▸ Task statement
Rewrite the data from its first line through the line that contains "data-label: 278.020,60 [572,522,668,542]", replacing "Materieel en outillage" with "Equipment and tools" and leaving everything else unchanged.

▸ Record list
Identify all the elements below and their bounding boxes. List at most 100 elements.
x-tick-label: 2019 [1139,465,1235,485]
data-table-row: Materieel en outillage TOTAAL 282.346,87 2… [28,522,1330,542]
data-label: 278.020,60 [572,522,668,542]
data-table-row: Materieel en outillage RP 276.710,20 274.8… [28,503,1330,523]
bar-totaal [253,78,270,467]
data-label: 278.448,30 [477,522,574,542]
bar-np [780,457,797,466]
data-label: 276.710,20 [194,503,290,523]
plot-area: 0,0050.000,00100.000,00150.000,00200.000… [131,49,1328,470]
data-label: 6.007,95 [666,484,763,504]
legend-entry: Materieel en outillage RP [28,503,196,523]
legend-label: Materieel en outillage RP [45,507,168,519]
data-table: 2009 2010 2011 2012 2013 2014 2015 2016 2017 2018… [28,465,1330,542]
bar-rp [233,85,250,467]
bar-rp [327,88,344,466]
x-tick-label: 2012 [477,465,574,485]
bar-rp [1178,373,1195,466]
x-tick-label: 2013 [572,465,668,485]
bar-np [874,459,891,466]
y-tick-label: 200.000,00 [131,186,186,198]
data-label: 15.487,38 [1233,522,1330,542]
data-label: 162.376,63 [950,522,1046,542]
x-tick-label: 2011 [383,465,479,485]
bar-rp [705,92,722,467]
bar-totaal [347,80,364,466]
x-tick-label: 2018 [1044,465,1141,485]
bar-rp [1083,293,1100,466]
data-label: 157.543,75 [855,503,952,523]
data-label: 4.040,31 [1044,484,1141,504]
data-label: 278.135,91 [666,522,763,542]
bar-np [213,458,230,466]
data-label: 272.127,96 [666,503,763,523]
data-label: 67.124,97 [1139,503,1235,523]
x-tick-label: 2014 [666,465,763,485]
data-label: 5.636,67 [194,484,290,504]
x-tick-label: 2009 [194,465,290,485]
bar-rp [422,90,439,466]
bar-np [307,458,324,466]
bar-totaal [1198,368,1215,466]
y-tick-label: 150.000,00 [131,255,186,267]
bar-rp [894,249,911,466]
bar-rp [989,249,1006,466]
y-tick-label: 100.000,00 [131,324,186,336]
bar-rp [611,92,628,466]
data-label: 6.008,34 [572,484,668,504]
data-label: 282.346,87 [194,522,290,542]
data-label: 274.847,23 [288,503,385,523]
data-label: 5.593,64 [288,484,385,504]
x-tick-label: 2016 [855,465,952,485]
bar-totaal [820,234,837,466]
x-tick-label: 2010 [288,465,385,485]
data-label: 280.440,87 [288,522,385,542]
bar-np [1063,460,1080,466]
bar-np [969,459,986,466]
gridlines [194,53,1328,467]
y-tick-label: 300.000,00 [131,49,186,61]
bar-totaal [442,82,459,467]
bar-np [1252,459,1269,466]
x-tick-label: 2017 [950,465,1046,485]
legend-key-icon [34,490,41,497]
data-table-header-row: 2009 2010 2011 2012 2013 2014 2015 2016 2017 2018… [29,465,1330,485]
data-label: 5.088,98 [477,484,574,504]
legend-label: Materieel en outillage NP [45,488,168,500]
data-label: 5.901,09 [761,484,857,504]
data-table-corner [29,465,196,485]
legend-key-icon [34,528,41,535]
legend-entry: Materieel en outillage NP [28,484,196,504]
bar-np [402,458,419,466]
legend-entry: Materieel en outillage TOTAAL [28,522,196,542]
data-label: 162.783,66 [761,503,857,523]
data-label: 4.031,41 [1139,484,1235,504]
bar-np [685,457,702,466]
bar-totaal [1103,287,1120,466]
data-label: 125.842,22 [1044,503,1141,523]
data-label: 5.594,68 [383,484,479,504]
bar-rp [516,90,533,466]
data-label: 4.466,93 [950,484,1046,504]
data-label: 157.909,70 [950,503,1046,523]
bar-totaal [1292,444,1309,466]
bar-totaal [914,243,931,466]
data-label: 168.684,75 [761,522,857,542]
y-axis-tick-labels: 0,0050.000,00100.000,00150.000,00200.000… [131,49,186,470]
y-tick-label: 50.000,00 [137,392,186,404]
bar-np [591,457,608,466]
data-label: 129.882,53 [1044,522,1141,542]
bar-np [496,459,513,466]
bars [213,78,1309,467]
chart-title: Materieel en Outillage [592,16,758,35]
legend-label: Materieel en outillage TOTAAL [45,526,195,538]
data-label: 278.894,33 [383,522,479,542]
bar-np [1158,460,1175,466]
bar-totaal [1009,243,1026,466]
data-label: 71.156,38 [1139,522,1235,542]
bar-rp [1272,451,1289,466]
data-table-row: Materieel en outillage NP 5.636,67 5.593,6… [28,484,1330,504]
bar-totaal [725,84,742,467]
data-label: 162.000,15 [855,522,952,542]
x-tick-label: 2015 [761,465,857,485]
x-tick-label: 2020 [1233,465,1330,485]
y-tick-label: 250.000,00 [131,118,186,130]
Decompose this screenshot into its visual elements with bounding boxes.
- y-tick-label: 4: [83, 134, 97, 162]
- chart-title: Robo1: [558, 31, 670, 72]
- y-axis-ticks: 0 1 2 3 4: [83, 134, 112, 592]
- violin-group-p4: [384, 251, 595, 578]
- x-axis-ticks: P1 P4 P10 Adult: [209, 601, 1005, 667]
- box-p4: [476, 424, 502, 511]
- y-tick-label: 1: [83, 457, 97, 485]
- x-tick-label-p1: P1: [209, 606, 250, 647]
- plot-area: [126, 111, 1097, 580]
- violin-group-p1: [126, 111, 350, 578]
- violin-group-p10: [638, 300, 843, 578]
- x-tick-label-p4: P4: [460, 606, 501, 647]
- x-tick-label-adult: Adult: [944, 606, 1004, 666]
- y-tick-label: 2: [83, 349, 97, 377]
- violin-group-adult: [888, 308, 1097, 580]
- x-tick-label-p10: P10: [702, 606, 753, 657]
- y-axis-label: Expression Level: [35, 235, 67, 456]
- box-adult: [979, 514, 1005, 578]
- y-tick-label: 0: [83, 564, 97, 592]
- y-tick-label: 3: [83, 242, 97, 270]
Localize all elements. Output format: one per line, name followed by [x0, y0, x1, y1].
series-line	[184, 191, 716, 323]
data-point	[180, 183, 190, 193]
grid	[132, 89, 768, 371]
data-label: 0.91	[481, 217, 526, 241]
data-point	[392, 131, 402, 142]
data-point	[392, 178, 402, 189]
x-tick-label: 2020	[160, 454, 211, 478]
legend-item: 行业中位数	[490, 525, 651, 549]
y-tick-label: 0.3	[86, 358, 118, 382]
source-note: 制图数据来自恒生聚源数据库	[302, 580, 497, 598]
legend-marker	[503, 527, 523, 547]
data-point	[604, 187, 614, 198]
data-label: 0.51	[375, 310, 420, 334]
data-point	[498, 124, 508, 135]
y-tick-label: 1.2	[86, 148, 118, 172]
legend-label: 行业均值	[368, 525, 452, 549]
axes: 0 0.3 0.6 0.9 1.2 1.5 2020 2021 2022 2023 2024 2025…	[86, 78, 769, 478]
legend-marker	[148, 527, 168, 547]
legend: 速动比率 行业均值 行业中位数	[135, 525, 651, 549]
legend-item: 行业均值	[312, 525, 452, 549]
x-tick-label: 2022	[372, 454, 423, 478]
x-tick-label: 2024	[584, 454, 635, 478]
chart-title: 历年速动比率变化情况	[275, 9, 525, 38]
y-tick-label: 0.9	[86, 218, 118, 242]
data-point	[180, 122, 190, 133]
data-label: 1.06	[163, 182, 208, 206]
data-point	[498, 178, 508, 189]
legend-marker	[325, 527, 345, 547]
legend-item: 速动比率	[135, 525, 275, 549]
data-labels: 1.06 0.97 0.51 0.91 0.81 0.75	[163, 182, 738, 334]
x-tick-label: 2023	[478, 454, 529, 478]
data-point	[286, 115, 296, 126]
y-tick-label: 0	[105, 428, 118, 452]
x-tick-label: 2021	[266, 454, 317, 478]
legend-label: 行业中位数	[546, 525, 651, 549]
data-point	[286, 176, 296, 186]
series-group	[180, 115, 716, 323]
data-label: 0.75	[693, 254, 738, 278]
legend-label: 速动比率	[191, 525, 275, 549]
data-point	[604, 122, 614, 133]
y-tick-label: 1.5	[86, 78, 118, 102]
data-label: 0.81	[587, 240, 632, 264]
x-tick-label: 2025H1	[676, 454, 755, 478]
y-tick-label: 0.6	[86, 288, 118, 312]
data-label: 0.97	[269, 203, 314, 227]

▸ Output below
Identify all the elements below and their bounding boxes. List at most 100 elements.
x-tick-label: 2019 [1139,465,1235,485]
data-table-row: Equipment and tools TOTAAL 282.346,87 2… [28,522,1330,542]
data-label: 278.020,60 [572,522,668,542]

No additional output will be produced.